To do: Listed below are entries; give the number of lines among them that include "porttitor", and only that number.

Records to process:
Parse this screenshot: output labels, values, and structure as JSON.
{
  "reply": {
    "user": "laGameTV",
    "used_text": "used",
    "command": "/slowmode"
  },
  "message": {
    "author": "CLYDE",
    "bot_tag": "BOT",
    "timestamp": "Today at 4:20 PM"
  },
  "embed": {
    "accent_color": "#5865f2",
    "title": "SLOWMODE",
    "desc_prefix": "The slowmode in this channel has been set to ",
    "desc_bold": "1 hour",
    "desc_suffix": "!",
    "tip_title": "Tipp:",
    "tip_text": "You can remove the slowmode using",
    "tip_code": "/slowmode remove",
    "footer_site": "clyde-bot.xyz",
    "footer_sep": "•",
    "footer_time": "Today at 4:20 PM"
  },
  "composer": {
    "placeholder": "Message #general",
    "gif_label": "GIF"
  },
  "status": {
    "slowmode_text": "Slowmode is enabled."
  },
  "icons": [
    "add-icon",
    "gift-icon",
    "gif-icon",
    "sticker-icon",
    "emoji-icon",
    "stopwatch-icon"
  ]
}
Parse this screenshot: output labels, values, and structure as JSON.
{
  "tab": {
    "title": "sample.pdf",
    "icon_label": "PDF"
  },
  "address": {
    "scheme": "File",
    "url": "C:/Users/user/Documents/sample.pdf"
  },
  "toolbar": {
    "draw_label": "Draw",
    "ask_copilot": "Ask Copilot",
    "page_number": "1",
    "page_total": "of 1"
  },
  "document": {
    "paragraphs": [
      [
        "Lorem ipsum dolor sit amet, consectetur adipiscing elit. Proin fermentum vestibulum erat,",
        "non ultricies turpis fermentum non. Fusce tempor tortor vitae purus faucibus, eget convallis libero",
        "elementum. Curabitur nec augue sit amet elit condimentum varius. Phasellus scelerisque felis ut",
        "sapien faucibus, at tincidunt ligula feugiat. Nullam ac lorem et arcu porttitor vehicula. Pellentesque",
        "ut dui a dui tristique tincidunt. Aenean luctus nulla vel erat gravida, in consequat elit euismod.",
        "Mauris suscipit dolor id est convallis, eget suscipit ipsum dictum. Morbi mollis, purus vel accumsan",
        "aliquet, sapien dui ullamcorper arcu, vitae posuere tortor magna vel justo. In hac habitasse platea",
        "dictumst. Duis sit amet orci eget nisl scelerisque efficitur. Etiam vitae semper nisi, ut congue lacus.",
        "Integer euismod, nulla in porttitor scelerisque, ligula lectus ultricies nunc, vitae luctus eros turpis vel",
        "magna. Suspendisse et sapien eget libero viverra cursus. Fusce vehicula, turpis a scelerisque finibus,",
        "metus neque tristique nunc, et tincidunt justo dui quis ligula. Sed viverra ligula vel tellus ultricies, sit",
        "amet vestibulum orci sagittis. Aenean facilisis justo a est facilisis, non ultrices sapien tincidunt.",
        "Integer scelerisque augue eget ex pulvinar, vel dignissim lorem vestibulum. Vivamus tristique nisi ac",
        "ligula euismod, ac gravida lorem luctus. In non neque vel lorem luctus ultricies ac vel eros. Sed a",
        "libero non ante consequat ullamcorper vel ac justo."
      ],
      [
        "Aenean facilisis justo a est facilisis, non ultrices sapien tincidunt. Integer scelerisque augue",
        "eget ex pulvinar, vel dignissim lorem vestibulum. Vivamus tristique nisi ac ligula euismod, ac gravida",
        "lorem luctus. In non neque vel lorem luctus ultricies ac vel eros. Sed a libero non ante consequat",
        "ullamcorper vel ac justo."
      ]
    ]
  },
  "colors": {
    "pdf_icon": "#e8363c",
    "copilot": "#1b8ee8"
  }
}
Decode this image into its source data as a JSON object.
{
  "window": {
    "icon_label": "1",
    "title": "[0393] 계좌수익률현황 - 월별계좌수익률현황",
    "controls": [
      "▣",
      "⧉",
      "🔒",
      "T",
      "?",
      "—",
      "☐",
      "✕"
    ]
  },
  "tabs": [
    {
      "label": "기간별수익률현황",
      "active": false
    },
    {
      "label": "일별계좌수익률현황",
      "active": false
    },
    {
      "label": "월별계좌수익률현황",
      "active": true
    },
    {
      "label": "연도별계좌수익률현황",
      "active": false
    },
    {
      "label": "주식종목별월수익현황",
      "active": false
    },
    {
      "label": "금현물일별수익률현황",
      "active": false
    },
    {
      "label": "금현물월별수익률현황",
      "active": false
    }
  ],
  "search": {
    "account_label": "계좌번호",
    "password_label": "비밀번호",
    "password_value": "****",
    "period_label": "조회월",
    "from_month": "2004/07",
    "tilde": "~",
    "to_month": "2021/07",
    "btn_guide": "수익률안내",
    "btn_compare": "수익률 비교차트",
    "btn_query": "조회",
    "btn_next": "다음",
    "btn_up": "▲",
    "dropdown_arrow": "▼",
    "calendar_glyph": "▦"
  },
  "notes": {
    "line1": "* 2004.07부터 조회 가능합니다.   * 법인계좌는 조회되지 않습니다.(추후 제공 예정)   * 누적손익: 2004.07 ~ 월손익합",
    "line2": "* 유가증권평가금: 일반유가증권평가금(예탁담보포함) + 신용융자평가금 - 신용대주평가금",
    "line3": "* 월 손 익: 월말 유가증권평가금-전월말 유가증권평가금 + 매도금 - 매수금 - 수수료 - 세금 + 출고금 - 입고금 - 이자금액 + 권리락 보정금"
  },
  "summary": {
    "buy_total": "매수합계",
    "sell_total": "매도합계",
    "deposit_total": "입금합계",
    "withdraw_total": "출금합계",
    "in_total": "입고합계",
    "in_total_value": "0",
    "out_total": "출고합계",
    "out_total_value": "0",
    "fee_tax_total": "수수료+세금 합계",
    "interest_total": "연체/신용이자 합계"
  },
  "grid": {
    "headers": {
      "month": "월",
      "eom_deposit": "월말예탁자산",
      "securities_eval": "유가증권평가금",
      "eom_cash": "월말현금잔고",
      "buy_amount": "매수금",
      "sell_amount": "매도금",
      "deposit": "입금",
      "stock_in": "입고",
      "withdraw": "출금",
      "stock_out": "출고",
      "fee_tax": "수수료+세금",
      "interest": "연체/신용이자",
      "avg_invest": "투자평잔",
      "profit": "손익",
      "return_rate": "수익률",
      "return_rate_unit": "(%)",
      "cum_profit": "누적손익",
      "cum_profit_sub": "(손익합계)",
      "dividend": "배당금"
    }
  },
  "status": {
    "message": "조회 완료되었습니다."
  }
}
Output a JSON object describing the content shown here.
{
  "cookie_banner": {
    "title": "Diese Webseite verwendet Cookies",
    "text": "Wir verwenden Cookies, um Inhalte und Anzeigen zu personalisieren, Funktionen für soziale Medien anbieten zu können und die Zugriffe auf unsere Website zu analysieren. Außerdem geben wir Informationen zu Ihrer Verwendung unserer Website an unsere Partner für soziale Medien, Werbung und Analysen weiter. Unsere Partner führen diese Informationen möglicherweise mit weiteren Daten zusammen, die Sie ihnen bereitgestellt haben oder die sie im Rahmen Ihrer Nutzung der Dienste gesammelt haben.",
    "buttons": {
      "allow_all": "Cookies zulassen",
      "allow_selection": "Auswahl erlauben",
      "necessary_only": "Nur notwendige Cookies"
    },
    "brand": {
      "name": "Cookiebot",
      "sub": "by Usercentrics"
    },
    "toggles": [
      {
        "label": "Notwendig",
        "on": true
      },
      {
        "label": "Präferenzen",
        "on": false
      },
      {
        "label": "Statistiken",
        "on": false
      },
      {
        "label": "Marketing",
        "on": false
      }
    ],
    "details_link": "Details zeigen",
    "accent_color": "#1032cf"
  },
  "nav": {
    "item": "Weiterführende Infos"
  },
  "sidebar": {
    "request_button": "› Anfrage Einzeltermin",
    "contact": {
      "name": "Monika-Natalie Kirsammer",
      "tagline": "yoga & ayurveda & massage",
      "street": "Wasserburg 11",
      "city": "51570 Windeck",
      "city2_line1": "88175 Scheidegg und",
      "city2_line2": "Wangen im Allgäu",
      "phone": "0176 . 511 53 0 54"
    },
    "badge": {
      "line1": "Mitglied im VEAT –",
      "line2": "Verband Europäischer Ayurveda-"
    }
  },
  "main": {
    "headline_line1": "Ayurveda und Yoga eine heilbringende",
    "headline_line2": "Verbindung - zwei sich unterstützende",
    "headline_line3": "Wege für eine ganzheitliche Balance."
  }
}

Response: 2